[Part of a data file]
'''

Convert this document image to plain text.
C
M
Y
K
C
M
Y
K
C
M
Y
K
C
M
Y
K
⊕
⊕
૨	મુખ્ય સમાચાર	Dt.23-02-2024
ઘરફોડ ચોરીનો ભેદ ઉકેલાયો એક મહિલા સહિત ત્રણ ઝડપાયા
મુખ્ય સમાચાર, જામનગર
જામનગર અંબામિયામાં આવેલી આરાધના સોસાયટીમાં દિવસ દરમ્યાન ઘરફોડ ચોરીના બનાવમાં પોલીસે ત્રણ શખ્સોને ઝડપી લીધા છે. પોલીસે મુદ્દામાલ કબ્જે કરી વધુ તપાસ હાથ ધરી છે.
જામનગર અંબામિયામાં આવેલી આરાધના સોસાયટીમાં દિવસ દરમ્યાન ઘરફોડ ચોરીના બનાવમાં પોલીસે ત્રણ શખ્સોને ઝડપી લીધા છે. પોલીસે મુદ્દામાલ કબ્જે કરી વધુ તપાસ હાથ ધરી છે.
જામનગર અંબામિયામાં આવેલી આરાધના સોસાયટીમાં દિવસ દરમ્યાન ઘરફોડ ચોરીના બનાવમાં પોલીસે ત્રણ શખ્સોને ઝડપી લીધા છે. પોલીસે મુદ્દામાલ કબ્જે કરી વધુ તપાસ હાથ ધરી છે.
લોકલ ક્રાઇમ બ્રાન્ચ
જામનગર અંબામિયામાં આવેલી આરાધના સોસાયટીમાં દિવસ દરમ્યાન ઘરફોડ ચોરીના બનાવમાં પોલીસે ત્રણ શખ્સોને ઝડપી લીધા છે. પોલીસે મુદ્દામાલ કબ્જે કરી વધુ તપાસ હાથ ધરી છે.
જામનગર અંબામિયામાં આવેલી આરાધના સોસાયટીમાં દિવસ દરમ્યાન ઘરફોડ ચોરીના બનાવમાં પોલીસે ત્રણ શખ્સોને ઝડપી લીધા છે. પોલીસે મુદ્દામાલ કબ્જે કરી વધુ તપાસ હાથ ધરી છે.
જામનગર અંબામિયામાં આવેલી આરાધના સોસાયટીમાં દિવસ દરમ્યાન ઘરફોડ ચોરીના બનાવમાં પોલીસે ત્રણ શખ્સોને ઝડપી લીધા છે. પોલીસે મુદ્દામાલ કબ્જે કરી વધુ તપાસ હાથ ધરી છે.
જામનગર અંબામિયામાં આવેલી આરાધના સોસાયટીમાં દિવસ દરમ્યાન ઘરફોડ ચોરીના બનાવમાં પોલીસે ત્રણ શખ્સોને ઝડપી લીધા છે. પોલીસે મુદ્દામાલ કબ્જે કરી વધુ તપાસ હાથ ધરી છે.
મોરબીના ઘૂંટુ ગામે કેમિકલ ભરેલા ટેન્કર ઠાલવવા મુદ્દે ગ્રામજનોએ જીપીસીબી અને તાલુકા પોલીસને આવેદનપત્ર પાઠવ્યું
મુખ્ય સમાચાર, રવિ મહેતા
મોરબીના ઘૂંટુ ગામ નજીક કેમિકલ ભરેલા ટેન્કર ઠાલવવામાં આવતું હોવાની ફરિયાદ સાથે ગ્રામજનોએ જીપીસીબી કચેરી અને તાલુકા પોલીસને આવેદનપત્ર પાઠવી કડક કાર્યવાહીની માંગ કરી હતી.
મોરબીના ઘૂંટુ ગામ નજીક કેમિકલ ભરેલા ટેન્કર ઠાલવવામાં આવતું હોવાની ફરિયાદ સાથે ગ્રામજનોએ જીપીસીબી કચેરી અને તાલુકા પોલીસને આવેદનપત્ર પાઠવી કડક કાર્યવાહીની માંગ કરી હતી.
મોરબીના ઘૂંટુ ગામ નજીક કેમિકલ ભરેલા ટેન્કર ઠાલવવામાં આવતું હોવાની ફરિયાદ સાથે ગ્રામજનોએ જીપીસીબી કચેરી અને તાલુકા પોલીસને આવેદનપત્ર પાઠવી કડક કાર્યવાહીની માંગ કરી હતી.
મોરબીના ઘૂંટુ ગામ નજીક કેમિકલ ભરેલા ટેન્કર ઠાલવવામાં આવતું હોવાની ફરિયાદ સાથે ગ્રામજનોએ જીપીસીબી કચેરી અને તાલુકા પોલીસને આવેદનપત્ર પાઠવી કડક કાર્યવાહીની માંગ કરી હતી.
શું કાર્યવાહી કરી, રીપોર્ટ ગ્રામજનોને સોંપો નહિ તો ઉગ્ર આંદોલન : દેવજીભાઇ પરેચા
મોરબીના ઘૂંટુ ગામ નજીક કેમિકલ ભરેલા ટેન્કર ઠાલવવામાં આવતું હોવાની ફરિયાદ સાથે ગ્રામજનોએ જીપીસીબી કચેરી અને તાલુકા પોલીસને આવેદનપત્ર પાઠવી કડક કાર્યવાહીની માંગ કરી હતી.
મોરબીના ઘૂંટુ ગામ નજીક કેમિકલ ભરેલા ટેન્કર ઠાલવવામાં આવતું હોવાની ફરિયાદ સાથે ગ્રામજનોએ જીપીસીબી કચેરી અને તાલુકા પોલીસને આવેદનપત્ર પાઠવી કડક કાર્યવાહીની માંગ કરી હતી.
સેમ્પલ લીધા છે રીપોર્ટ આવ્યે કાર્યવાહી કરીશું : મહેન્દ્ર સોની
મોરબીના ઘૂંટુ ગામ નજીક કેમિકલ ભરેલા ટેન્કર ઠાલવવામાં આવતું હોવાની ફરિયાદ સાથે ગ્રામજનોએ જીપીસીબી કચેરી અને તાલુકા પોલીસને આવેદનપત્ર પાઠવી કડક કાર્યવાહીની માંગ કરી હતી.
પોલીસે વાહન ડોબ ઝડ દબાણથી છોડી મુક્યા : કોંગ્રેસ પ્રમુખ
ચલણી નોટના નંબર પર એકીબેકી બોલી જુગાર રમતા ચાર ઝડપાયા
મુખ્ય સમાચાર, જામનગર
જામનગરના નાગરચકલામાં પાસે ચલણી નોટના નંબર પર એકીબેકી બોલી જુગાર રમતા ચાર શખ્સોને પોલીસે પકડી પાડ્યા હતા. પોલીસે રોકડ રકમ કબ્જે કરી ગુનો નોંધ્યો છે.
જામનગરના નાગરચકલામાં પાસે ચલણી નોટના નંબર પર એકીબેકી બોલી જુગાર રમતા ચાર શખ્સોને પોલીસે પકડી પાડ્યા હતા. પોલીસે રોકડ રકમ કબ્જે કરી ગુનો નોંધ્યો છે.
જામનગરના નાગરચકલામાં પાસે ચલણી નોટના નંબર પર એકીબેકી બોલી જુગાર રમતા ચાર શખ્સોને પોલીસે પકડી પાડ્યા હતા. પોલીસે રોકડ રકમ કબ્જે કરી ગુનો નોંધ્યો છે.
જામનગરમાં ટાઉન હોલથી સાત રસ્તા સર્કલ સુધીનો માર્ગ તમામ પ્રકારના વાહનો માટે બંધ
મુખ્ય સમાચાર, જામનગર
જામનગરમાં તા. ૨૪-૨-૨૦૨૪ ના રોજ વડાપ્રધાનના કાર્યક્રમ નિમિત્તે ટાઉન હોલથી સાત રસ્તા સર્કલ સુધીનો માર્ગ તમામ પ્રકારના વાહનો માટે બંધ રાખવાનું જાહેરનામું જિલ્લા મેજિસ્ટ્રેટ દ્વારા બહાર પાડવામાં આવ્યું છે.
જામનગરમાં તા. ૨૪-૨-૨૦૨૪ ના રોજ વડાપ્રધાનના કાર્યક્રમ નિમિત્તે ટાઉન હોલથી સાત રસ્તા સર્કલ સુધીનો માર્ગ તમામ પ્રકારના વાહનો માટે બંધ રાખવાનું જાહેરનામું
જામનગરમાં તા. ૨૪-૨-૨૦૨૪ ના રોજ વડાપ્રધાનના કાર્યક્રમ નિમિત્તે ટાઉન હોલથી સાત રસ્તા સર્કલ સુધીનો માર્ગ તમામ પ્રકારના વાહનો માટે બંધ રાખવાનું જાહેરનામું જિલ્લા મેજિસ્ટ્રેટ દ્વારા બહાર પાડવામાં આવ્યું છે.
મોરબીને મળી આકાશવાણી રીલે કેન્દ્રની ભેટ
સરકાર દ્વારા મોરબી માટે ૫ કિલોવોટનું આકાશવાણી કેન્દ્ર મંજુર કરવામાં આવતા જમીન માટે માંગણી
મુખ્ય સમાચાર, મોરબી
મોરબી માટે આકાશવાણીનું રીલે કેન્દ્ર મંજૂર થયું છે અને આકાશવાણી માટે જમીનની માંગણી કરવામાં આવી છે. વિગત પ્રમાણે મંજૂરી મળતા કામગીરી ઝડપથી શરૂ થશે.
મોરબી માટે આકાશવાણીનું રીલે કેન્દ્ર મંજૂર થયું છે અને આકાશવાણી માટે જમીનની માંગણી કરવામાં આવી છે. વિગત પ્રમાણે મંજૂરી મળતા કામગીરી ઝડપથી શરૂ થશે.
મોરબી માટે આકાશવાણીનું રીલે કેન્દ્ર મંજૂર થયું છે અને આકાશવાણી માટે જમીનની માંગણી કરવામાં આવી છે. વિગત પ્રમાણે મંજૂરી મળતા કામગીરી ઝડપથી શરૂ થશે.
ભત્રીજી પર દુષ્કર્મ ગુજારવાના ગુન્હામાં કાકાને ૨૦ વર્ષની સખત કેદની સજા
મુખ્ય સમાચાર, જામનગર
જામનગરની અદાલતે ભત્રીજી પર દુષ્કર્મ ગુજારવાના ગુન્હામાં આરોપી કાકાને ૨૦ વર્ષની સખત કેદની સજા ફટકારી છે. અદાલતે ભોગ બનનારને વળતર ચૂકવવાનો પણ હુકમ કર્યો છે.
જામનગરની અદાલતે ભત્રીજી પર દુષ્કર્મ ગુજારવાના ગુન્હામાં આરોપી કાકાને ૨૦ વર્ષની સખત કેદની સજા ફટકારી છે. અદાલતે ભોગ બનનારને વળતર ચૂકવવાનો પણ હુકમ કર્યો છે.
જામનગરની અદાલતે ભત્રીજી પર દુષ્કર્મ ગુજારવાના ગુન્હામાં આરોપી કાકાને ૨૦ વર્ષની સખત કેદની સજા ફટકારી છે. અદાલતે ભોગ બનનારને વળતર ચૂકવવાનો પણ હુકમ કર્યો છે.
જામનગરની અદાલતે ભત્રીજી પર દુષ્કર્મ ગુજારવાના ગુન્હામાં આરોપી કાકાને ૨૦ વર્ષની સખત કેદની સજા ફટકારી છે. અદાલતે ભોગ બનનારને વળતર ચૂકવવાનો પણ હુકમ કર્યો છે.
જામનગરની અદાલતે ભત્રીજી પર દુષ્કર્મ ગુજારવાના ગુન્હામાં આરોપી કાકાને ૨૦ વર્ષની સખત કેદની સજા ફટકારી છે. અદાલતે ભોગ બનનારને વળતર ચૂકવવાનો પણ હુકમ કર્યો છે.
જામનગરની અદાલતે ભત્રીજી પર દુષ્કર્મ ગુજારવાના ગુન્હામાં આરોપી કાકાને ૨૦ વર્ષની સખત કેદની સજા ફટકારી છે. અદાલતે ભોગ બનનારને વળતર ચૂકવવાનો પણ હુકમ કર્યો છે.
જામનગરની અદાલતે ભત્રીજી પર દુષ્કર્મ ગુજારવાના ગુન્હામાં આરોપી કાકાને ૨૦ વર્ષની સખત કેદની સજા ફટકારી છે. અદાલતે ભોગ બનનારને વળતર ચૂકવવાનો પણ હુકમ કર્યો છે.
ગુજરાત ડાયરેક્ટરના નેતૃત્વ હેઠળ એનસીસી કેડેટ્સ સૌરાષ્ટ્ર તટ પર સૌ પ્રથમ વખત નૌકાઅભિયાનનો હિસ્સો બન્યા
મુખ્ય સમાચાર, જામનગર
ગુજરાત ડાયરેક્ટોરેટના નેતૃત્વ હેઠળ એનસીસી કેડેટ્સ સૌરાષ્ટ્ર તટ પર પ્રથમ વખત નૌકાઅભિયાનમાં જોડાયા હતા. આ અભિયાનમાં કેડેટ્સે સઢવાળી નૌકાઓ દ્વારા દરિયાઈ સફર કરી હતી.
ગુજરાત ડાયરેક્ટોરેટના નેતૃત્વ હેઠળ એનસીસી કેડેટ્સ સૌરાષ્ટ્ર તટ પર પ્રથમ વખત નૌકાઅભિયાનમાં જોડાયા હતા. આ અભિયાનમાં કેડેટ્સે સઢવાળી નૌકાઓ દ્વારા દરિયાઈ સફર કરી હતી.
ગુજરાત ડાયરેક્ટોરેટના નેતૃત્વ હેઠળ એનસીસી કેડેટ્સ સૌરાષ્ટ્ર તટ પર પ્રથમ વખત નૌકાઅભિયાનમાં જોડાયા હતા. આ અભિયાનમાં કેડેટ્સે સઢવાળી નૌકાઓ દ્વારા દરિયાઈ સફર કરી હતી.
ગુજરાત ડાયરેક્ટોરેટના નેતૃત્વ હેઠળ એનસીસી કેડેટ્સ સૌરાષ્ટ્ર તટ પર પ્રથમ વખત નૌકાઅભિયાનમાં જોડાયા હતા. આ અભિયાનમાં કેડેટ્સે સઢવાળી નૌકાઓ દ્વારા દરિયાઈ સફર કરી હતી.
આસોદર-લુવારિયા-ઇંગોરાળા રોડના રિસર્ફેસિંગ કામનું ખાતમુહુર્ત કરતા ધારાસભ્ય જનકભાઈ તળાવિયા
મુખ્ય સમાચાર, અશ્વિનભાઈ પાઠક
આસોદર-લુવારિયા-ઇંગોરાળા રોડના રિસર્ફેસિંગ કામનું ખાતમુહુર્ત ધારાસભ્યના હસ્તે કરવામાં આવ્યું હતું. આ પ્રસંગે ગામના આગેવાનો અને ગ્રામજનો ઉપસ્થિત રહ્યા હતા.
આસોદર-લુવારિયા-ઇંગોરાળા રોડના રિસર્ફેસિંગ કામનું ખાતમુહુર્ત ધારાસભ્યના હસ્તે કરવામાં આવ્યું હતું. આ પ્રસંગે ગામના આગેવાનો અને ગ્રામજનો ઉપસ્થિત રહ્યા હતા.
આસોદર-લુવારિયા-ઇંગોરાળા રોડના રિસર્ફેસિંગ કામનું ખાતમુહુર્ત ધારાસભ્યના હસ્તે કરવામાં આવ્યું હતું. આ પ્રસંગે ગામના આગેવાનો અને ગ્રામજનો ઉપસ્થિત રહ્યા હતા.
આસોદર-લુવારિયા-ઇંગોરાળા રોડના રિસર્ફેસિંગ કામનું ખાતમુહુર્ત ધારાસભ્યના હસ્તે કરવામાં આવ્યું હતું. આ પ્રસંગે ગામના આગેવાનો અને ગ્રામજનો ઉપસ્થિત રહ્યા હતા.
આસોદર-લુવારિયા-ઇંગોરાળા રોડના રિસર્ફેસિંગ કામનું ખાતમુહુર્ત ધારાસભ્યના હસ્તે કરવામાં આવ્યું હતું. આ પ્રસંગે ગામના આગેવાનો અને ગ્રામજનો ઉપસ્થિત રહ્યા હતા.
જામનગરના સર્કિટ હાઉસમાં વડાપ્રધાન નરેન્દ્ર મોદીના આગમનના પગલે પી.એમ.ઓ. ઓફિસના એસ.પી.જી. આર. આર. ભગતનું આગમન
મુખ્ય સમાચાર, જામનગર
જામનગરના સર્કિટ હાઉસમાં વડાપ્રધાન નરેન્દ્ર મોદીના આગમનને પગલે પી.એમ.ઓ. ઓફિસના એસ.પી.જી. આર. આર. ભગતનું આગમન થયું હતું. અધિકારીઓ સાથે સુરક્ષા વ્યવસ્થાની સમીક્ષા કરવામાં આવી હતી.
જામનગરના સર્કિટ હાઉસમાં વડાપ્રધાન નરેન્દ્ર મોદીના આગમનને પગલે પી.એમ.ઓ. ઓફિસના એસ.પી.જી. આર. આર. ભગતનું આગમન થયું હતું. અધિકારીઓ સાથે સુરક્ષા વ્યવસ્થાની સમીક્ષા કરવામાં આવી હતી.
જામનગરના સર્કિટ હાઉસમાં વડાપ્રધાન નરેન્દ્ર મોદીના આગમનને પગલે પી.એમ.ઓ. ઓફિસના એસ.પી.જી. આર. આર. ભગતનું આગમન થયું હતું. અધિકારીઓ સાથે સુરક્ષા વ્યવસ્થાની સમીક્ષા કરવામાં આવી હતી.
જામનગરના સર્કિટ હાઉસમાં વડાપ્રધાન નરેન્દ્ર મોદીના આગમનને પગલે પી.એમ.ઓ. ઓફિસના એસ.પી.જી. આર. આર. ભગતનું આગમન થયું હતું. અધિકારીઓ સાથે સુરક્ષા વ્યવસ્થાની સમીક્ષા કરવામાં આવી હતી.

'''

Copy out every line of the listing that includes the string "મનગરમ".

જામનગરમાં ટાઉન હોલથી સાત રસ્તા સર્કલ સુધીનો માર્ગ તમામ પ્રકારના વાહનો માટે બંધ
જામનગરમાં તા. ૨૪-૨-૨૦૨૪ ના રોજ વડાપ્રધાનના કાર્યક્રમ નિમિત્તે ટાઉન હોલથી સાત રસ્તા સર્કલ સુધીનો માર્ગ તમામ પ્રકારના વાહનો માટે બંધ રાખવાનું જાહેરનામું જિલ્લા મેજિસ્ટ્રેટ દ્વારા બહાર પાડવામાં આવ્યું છે.
જામનગરમાં તા. ૨૪-૨-૨૦૨૪ ના રોજ વડાપ્રધાનના કાર્યક્રમ નિમિત્તે ટાઉન હોલથી સાત રસ્તા સર્કલ સુધીનો માર્ગ તમામ પ્રકારના વાહનો માટે બંધ રાખવાનું જાહેરનામું
જામનગરમાં તા. ૨૪-૨-૨૦૨૪ ના રોજ વડાપ્રધાનના કાર્યક્રમ નિમિત્તે ટાઉન હોલથી સાત રસ્તા સર્કલ સુધીનો માર્ગ તમામ પ્રકારના વાહનો માટે બંધ રાખવાનું જાહેરનામું જિલ્લા મેજિસ્ટ્રેટ દ્વારા બહાર પાડવામાં આવ્યું છે.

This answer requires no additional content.